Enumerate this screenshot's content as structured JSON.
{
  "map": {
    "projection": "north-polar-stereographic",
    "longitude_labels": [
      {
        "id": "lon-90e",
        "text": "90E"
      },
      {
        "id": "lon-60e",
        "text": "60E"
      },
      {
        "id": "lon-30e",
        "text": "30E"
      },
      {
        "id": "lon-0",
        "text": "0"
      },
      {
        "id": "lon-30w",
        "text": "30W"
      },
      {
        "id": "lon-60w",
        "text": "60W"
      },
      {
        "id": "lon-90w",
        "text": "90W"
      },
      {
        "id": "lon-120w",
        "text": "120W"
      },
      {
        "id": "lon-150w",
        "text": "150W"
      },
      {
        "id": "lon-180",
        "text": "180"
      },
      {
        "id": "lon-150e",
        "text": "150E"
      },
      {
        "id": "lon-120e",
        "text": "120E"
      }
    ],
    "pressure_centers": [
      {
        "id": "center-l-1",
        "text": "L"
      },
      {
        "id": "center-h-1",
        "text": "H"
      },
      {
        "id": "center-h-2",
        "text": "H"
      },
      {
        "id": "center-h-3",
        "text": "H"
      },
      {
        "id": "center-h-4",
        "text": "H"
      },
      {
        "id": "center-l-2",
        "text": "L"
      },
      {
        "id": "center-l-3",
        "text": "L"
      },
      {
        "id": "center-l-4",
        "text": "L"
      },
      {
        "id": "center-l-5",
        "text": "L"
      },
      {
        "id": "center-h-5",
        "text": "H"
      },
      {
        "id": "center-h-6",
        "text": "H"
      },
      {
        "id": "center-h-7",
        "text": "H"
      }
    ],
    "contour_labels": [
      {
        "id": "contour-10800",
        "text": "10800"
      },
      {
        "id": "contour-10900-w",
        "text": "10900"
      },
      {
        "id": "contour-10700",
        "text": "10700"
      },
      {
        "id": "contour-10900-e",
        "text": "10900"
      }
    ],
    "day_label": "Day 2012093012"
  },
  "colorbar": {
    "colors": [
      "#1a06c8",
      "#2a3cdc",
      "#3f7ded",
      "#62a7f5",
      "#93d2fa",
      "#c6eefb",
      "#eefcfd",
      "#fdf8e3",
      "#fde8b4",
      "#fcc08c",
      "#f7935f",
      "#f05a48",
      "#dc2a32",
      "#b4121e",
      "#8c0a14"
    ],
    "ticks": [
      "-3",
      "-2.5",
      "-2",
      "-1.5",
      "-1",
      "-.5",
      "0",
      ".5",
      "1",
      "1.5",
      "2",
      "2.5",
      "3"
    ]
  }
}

+ + +

▶ **What the exercise asks**
Please reproduce all of the entries exactly as they stand.

▶ **Solution to this exercise**
Enumerate this screenshot's content as structured JSON.
{
  "map": {
    "projection": "north-polar-stereographic",
    "longitude_labels": [
      {
        "id": "lon-90e",
        "text": "90E"
      },
      {
        "id": "lon-60e",
        "text": "60E"
      },
      {
        "id": "lon-30e",
        "text": "30E"
      },
      {
        "id": "lon-0",
        "text": "0"
      },
      {
        "id": "lon-30w",
        "text": "30W"
      },
      {
        "id": "lon-60w",
        "text": "60W"
      },
      {
        "id": "lon-90w",
        "text": "90W"
      },
      {
        "id": "lon-120w",
        "text": "120W"
      },
      {
        "id": "lon-150w",
        "text": "150W"
      },
      {
        "id": "lon-180",
        "text": "180"
      },
      {
        "id": "lon-150e",
        "text": "150E"
      },
      {
        "id": "lon-120e",
        "text": "120E"
      }
    ],
    "pressure_centers": [
      {
        "id": "center-l-1",
        "text": "L"
      },
      {
        "id": "center-h-1",
        "text": "H"
      },
      {
        "id": "center-h-2",
        "text": "H"
      },
      {
        "id": "center-h-3",
        "text": "H"
      },
      {
        "id": "center-h-4",
        "text": "H"
      },
      {
        "id": "center-l-2",
        "text": "L"
      },
      {
        "id": "center-l-3",
        "text": "L"
      },
      {
        "id": "center-l-4",
        "text": "L"
      },
      {
        "id": "center-l-5",
        "text": "L"
      },
      {
        "id": "center-h-5",
        "text": "H"
      },
      {
        "id": "center-h-6",
        "text": "H"
      },
      {
        "id": "center-h-7",
        "text": "H"
      }
    ],
    "contour_labels": [
      {
        "id": "contour-10800",
        "text": "10800"
      },
      {
        "id": "contour-10900-w",
        "text": "10900"
      },
      {
        "id": "contour-10700",
        "text": "10700"
      },
      {
        "id": "contour-10900-e",
        "text": "10900"
      }
    ],
    "day_label": "Day 2012093012"
  },
  "colorbar": {
    "colors": [
      "#1a06c8",
      "#2a3cdc",
      "#3f7ded",
      "#62a7f5",
      "#93d2fa",
      "#c6eefb",
      "#eefcfd",
      "#fdf8e3",
      "#fde8b4",
      "#fcc08c",
      "#f7935f",
      "#f05a48",
      "#dc2a32",
      "#b4121e",
      "#8c0a14"
    ],
    "ticks": [
      "-3",
      "-2.5",
      "-2",
      "-1.5",
      "-1",
      "-.5",
      "0",
      ".5",
      "1",
      "1.5",
      "2",
      "2.5",
      "3"
    ]
  }
}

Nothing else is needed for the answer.